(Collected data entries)
◇ ◇ ◇ ◇

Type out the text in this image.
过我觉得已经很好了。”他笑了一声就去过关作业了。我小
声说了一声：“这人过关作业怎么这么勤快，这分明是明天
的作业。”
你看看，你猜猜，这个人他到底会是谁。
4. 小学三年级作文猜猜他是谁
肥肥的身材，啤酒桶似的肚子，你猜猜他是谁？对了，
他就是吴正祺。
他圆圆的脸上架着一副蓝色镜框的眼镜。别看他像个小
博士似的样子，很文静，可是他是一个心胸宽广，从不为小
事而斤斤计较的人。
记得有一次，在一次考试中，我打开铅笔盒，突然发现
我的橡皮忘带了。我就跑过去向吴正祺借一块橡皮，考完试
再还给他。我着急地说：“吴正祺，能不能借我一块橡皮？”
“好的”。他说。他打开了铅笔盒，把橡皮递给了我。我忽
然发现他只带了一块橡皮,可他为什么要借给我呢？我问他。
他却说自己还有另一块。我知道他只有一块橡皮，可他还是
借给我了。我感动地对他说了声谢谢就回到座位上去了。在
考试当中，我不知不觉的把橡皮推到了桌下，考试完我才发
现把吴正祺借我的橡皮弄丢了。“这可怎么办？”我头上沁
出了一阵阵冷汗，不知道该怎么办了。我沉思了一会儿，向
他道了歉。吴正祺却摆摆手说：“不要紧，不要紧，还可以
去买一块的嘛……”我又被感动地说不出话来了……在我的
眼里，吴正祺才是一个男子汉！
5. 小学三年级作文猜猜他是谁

◇ ◇ ◇ ◇

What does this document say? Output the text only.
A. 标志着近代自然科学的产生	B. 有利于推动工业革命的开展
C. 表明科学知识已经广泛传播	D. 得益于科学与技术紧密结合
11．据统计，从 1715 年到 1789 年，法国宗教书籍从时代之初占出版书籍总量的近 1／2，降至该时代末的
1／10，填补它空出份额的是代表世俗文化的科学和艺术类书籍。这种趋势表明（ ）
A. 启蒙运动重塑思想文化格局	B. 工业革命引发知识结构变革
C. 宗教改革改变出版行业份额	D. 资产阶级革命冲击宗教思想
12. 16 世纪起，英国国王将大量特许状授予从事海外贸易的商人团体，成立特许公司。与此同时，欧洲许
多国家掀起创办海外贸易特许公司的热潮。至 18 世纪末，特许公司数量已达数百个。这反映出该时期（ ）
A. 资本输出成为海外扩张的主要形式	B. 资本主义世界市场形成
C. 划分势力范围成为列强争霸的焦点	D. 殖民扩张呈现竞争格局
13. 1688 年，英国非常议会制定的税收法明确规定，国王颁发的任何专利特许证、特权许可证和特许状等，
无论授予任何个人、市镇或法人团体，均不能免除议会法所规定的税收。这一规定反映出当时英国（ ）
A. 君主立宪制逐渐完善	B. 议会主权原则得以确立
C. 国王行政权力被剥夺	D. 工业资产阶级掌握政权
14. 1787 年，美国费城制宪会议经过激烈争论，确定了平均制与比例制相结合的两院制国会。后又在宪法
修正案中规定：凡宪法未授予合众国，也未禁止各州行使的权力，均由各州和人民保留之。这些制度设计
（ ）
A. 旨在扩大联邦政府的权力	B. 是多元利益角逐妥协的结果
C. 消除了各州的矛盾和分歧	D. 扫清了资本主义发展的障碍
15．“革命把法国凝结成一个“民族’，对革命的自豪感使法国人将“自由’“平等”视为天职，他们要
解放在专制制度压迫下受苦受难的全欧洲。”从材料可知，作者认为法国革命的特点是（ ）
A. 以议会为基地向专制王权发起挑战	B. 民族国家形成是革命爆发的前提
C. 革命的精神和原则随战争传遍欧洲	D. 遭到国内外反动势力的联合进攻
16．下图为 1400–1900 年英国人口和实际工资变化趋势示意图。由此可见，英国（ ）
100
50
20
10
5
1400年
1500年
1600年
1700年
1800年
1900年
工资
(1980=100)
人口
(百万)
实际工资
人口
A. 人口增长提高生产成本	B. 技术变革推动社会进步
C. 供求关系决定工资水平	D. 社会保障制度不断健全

◇ ◇ ◇ ◇

→ Problem description
Check each line of the records for the word "this", and show the lines that contain it.

→ Result of the task
Type out the text in this image.
What does this document say? Output the text only.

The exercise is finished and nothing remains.